TASK DIRECTIONS: Every entry below should be transcribed exactly; pictures stay out of the copy.

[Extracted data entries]
= = = =
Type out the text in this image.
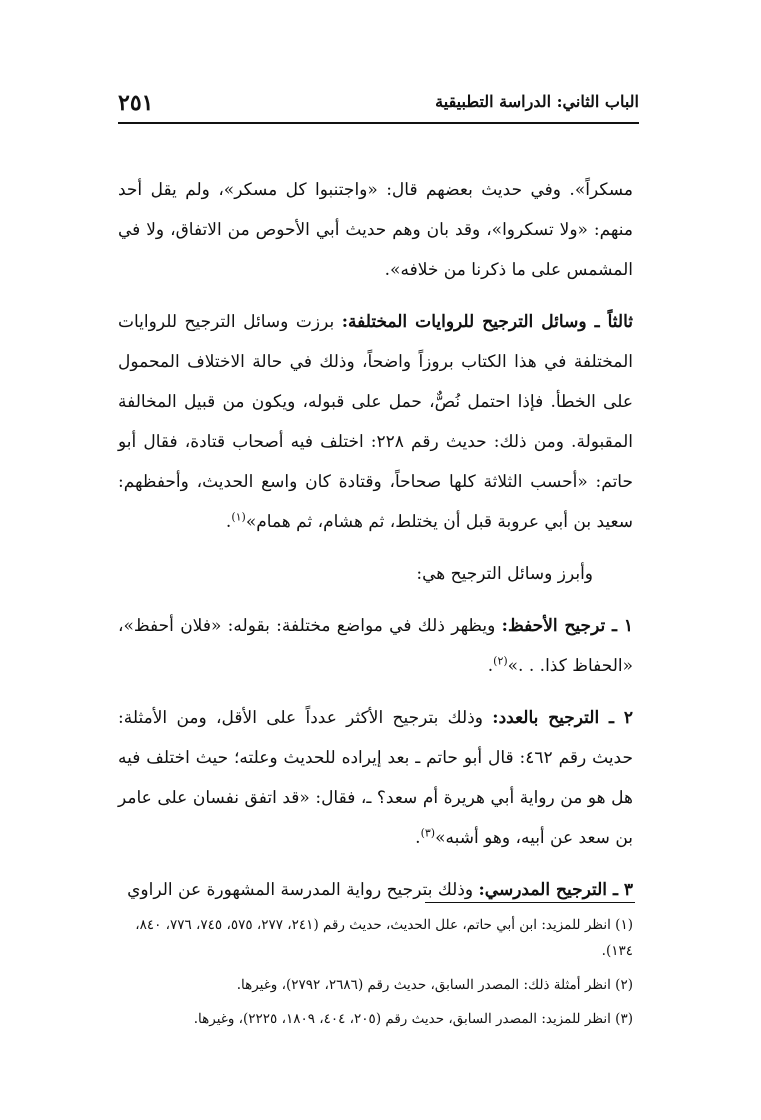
الباب الثاني: الدراسة التطبيقية
٢٥١

مسكراً». وفي حديث بعضهم قال: «واجتنبوا كل مسكر»، ولم يقل أحد منهم: «ولا تسكروا»، وقد بان وهم حديث أبي الأحوص من الاتفاق، ولا في المشمس على ما ذكرنا من خلافه».

ثالثاً ـ وسائل الترجيح للروايات المختلفة: برزت وسائل الترجيح للروايات المختلفة في هذا الكتاب بروزاً واضحاً، وذلك في حالة الاختلاف المحمول على الخطأ. فإذا احتمل نُصٌّ، حمل على قبوله، ويكون من قبيل المخالفة المقبولة. ومن ذلك: حديث رقم ٢٢٨: اختلف فيه أصحاب قتادة، فقال أبو حاتم: «أحسب الثلاثة كلها صحاحاً، وقتادة كان واسع الحديث، وأحفظهم: سعيد بن أبي عروبة قبل أن يختلط، ثم هشام، ثم همام»$^{(١)}$.

وأبرز وسائل الترجيح هي:

١ ـ ترجيح الأحفظ: ويظهر ذلك في مواضع مختلفة: بقوله: «فلان أحفظ»، «الحفاظ كذا. . .»$^{(٢)}$.

٢ ـ الترجيح بالعدد: وذلك بترجيح الأكثر عدداً على الأقل، ومن الأمثلة: حديث رقم ٤٦٢: قال أبو حاتم ـ بعد إيراده للحديث وعلته؛ حيث اختلف فيه هل هو من رواية أبي هريرة أم سعد؟ ـ، فقال: «قد اتفق نفسان على عامر بن سعد عن أبيه، وهو أشبه»$^{(٣)}$.

٣ ـ الترجيح المدرسي: وذلك بترجيح رواية المدرسة المشهورة عن الراوي

(١) انظر للمزيد: ابن أبي حاتم، علل الحديث، حديث رقم (٢٤١، ٢٧٧، ٥٧٥، ٧٤٥، ٧٧٦، ٨٤٠، ١٣٤).
(٢) انظر أمثلة ذلك: المصدر السابق، حديث رقم (٢٦٨٦، ٢٧٩٢)، وغيرها.
(٣) انظر للمزيد: المصدر السابق، حديث رقم (٢٠٥، ٤٠٤، ١٨٠٩، ٢٢٢٥)، وغيرها.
= = = =
COMPLETED EXERCISE:
Type out the text in this image.
الباب الثاني: الدراسة التطبيقية
٢٥١

مسكراً». وفي حديث بعضهم قال: «واجتنبوا كل مسكر»، ولم يقل أحد منهم: «ولا تسكروا»، وقد بان وهم حديث أبي الأحوص من الاتفاق، ولا في المشمس على ما ذكرنا من خلافه».

ثالثاً ـ وسائل الترجيح للروايات المختلفة: برزت وسائل الترجيح للروايات المختلفة في هذا الكتاب بروزاً واضحاً، وذلك في حالة الاختلاف المحمول على الخطأ. فإذا احتمل نُصٌّ، حمل على قبوله، ويكون من قبيل المخالفة المقبولة. ومن ذلك: حديث رقم ٢٢٨: اختلف فيه أصحاب قتادة، فقال أبو حاتم: «أحسب الثلاثة كلها صحاحاً، وقتادة كان واسع الحديث، وأحفظهم: سعيد بن أبي عروبة قبل أن يختلط، ثم هشام، ثم همام»$^{(١)}$.

وأبرز وسائل الترجيح هي:

١ ـ ترجيح الأحفظ: ويظهر ذلك في مواضع مختلفة: بقوله: «فلان أحفظ»، «الحفاظ كذا. . .»$^{(٢)}$.

٢ ـ الترجيح بالعدد: وذلك بترجيح الأكثر عدداً على الأقل، ومن الأمثلة: حديث رقم ٤٦٢: قال أبو حاتم ـ بعد إيراده للحديث وعلته؛ حيث اختلف فيه هل هو من رواية أبي هريرة أم سعد؟ ـ، فقال: «قد اتفق نفسان على عامر بن سعد عن أبيه، وهو أشبه»$^{(٣)}$.

٣ ـ الترجيح المدرسي: وذلك بترجيح رواية المدرسة المشهورة عن الراوي

(١) انظر للمزيد: ابن أبي حاتم، علل الحديث، حديث رقم (٢٤١، ٢٧٧، ٥٧٥، ٧٤٥، ٧٧٦، ٨٤٠، ١٣٤).
(٢) انظر أمثلة ذلك: المصدر السابق، حديث رقم (٢٦٨٦، ٢٧٩٢)، وغيرها.
(٣) انظر للمزيد: المصدر السابق، حديث رقم (٢٠٥، ٤٠٤، ١٨٠٩، ٢٢٢٥)، وغيرها.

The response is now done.